◆ Aim of the task ◆
Report how many lines hold the string "resistance". Give the number and nothing else.

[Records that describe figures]
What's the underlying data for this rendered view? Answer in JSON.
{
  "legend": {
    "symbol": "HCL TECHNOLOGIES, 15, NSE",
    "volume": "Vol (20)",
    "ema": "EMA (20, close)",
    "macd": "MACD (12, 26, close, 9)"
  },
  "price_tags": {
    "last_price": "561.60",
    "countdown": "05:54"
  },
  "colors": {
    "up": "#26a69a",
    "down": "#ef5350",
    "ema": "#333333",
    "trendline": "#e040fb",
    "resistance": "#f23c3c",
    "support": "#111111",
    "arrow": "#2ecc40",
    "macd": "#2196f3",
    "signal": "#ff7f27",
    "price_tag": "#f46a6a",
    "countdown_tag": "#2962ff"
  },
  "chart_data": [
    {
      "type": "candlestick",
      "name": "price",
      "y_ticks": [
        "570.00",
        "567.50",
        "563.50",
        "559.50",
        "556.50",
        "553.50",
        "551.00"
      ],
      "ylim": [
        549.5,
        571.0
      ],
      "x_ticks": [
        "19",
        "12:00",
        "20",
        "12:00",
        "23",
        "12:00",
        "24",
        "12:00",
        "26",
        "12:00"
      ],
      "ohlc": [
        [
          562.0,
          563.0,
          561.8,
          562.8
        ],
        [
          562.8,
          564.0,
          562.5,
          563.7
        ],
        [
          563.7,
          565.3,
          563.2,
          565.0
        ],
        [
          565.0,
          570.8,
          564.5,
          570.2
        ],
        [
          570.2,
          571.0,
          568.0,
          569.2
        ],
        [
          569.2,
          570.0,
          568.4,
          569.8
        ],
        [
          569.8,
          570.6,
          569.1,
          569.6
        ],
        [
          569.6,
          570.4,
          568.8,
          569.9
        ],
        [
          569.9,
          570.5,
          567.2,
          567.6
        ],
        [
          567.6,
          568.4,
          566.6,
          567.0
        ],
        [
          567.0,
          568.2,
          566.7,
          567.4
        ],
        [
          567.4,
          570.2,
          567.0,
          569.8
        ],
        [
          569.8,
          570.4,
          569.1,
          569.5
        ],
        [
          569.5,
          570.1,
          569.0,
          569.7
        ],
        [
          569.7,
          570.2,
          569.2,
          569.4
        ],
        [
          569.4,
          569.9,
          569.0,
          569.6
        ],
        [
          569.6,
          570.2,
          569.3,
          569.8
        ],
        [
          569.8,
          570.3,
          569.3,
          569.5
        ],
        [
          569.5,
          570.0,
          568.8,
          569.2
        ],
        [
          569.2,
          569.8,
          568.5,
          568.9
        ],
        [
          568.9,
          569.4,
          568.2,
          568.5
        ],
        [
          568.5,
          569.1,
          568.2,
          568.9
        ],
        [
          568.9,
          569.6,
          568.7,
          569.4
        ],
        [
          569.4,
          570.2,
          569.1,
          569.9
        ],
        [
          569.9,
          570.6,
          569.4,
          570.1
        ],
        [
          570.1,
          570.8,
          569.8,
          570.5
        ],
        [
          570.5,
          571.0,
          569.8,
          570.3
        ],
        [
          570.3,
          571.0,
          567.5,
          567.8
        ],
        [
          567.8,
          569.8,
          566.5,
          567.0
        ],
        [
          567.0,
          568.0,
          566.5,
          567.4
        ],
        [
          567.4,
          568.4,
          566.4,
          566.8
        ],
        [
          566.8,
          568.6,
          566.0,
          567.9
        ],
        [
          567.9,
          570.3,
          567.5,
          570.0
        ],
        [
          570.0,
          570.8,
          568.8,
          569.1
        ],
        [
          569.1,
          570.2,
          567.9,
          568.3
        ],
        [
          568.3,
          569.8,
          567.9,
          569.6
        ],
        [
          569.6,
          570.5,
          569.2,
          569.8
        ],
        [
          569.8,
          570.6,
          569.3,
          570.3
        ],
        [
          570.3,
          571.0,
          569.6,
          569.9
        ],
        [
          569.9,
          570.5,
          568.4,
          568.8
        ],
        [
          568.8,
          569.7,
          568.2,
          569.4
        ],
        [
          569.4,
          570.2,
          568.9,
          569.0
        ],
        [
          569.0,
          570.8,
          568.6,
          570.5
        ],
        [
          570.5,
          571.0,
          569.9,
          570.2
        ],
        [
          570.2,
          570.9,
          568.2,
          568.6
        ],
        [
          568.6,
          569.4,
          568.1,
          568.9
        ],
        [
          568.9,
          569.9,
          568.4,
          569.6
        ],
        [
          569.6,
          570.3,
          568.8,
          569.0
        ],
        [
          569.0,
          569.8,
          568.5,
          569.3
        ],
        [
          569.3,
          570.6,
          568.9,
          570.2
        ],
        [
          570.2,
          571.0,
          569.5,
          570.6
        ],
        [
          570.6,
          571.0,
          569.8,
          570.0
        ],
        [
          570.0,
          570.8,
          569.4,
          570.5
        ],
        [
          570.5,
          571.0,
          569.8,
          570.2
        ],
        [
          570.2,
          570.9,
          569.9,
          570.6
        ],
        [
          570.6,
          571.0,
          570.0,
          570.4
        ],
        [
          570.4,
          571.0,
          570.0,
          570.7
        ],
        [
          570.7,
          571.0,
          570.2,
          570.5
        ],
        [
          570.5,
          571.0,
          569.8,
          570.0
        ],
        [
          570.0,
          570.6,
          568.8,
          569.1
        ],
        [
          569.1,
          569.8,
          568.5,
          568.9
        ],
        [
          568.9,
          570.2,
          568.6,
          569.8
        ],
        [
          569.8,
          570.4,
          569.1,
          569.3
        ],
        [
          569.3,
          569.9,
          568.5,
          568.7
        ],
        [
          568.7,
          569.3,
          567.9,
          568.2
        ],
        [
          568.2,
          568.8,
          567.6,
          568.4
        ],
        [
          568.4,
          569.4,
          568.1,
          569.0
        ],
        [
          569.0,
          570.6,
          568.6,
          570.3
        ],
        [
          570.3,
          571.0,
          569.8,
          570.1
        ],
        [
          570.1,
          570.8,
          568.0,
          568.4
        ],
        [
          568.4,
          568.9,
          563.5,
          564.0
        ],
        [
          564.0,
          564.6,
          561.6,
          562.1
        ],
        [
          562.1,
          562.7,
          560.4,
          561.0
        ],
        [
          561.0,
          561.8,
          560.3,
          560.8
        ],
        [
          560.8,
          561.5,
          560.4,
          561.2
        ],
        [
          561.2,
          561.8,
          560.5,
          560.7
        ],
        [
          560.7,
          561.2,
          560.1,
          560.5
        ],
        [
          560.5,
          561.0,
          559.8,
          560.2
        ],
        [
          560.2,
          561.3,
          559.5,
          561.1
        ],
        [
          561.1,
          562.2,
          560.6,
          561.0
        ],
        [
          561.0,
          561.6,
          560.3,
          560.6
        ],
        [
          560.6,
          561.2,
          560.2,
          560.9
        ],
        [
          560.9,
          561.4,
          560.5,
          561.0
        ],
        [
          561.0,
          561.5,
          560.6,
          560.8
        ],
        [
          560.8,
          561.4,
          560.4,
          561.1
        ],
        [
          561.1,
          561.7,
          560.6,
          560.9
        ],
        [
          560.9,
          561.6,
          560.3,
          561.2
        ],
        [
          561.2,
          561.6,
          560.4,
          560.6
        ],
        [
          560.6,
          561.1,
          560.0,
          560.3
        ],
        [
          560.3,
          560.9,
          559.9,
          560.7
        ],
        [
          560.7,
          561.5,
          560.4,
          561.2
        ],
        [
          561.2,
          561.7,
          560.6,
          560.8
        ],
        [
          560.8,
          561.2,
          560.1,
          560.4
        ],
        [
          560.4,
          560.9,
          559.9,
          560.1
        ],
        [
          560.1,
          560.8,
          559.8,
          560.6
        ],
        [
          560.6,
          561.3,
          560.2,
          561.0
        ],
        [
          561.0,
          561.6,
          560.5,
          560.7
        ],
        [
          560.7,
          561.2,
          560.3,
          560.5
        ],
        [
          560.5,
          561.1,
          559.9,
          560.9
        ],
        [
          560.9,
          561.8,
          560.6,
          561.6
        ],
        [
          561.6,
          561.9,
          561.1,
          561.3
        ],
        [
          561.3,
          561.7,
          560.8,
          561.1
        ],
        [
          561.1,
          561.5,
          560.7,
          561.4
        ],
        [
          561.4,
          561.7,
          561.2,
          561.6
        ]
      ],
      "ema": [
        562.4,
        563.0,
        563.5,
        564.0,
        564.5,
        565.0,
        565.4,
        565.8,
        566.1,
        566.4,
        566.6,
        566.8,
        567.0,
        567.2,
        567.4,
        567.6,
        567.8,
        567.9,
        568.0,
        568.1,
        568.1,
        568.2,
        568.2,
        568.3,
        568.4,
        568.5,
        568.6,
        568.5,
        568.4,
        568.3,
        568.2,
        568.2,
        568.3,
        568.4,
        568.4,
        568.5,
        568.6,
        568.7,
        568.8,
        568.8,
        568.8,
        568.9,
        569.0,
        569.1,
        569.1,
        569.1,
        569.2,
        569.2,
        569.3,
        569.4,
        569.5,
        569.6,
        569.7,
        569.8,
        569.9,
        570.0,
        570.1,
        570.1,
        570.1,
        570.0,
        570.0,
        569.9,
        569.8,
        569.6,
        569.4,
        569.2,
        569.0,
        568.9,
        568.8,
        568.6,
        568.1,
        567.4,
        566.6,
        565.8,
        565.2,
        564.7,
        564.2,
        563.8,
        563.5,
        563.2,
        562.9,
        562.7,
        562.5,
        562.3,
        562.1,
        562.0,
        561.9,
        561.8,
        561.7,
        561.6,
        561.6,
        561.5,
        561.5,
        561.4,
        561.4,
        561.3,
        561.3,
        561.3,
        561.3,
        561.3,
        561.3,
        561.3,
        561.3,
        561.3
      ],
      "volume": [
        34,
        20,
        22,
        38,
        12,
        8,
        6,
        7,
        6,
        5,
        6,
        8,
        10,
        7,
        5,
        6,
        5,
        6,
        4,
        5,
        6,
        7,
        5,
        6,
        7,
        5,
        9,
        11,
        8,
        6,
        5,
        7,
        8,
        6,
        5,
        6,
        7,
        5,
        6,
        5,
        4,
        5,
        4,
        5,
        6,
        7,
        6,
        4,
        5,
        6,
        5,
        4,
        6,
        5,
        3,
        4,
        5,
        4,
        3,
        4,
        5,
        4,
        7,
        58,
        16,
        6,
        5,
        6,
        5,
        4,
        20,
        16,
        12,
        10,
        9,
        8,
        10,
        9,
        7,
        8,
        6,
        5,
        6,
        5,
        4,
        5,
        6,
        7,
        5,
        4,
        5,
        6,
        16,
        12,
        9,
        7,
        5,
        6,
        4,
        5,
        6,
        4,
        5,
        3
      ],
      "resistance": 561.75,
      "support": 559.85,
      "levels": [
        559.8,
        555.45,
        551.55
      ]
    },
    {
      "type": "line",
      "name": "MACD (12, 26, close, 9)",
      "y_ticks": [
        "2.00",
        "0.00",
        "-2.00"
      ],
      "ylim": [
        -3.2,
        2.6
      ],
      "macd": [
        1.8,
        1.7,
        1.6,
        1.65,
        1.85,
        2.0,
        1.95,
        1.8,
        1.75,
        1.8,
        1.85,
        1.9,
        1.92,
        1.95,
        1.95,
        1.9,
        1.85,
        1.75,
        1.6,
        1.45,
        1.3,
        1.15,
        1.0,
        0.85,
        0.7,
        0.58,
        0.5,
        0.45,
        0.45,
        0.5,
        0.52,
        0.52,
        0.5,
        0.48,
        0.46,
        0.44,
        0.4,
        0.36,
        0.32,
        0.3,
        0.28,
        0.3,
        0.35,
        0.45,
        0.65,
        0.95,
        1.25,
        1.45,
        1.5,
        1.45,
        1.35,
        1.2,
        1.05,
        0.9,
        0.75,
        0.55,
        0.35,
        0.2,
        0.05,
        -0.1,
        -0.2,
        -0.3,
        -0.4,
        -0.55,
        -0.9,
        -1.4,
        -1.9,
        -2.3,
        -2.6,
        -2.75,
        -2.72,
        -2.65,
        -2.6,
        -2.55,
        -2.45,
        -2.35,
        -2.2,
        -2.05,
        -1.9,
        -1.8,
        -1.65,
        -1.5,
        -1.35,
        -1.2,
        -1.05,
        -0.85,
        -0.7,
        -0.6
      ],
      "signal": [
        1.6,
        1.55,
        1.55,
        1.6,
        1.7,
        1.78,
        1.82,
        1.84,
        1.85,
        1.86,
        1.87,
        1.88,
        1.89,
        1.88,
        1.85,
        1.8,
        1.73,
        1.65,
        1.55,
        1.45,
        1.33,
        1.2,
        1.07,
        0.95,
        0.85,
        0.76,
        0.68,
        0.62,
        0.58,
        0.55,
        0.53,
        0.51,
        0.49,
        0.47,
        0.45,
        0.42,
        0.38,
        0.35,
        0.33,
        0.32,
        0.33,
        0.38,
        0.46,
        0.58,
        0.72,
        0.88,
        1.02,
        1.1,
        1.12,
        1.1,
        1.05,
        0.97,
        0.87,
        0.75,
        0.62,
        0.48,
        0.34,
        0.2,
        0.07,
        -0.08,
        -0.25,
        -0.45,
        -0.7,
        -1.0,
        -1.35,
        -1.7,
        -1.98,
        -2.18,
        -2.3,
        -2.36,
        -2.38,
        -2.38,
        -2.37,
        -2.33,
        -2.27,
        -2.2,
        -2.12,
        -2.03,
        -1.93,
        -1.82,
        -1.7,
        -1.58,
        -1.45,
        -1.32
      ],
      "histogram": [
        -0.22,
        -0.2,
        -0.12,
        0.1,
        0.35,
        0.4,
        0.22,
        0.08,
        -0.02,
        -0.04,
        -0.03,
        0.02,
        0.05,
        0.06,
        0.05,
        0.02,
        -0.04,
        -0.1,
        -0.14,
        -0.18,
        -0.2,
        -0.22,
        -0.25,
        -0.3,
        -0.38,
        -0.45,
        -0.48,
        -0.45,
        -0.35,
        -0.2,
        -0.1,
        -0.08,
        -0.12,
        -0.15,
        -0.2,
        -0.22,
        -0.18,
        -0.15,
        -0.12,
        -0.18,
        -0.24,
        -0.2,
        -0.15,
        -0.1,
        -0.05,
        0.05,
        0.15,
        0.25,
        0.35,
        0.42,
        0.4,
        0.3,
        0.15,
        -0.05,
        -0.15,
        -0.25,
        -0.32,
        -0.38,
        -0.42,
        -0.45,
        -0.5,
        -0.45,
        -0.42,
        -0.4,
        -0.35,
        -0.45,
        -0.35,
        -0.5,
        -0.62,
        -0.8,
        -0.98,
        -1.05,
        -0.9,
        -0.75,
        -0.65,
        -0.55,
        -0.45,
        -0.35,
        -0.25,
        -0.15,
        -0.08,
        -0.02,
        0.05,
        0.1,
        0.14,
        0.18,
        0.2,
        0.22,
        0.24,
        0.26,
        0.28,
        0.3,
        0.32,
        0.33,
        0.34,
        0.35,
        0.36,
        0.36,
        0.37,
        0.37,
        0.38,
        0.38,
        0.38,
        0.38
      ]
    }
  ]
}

◆ Complete output ◆
2